Items listed in a dataset
BEGIN

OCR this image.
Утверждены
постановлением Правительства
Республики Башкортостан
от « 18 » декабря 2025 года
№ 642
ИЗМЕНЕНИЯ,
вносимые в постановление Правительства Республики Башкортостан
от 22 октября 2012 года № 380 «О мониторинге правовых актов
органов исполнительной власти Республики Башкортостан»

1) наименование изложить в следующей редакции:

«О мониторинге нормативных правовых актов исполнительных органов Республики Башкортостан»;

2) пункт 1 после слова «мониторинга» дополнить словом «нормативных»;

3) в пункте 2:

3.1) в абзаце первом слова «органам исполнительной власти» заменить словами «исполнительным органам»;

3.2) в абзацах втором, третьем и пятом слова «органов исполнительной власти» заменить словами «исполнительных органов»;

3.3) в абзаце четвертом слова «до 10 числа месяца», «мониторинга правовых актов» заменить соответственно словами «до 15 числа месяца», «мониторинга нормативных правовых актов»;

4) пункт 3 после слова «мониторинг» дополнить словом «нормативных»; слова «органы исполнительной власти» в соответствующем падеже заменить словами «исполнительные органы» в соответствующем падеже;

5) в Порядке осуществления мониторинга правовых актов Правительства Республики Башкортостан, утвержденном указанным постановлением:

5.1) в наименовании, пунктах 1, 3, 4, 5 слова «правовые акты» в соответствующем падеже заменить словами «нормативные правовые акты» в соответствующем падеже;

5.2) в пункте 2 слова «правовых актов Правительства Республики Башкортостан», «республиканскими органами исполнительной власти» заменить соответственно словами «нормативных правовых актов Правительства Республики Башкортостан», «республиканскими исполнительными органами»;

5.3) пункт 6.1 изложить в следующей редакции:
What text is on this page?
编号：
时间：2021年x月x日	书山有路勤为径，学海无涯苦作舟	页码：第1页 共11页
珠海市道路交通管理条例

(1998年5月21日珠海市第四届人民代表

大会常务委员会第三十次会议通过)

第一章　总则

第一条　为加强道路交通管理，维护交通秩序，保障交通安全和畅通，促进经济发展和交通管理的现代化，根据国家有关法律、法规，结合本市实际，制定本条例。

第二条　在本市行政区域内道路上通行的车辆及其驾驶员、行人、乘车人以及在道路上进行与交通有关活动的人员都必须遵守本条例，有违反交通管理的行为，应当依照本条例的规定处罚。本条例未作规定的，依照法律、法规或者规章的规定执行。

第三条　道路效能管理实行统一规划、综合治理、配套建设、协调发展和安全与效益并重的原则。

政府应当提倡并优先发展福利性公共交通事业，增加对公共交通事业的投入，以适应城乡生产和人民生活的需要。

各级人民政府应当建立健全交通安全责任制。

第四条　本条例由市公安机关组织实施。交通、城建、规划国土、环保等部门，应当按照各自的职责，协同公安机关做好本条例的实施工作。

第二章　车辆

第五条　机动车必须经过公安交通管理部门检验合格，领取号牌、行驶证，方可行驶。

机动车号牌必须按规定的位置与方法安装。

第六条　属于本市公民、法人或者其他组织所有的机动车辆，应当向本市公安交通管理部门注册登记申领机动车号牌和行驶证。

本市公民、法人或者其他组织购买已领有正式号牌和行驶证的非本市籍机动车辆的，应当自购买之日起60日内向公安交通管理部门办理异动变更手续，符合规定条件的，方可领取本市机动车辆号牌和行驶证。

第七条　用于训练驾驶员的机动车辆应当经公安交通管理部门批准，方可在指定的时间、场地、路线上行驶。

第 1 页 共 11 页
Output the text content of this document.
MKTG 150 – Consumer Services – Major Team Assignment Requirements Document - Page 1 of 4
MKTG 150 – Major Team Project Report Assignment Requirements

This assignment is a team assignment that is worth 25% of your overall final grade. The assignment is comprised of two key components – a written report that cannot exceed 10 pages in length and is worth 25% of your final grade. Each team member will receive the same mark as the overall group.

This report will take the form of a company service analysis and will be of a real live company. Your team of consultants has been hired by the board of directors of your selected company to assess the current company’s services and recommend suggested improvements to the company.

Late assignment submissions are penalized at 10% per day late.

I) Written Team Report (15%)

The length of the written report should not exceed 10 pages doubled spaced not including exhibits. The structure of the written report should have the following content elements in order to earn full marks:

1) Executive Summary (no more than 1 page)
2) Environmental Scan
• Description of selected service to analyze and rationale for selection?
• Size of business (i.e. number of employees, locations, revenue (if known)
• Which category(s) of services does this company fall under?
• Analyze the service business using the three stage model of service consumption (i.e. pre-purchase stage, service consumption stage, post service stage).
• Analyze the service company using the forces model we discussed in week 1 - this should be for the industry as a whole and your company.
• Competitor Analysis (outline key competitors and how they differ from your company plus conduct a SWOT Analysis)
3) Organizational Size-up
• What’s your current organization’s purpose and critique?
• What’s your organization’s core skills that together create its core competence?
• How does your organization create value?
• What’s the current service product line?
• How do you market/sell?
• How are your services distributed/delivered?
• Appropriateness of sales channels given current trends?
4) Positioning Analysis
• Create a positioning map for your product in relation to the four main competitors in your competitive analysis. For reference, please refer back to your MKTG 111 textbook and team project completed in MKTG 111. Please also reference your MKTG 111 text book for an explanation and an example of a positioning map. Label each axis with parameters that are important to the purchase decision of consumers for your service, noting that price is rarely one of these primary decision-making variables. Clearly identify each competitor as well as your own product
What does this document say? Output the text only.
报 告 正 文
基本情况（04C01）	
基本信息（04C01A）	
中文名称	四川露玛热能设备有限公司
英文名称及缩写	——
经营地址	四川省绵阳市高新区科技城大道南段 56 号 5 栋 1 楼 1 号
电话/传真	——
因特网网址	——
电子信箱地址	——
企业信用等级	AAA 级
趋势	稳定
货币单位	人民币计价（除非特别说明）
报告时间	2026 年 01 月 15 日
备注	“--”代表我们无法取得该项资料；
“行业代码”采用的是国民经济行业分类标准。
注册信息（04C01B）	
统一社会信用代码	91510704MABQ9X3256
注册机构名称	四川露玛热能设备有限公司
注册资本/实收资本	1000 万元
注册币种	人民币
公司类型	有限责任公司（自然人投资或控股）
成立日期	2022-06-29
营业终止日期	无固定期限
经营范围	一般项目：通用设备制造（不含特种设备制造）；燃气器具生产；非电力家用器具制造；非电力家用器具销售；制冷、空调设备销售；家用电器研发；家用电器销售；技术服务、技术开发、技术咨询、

END

Exercise
Give only the number of lines in the entries that contain "падеже".

Task output
2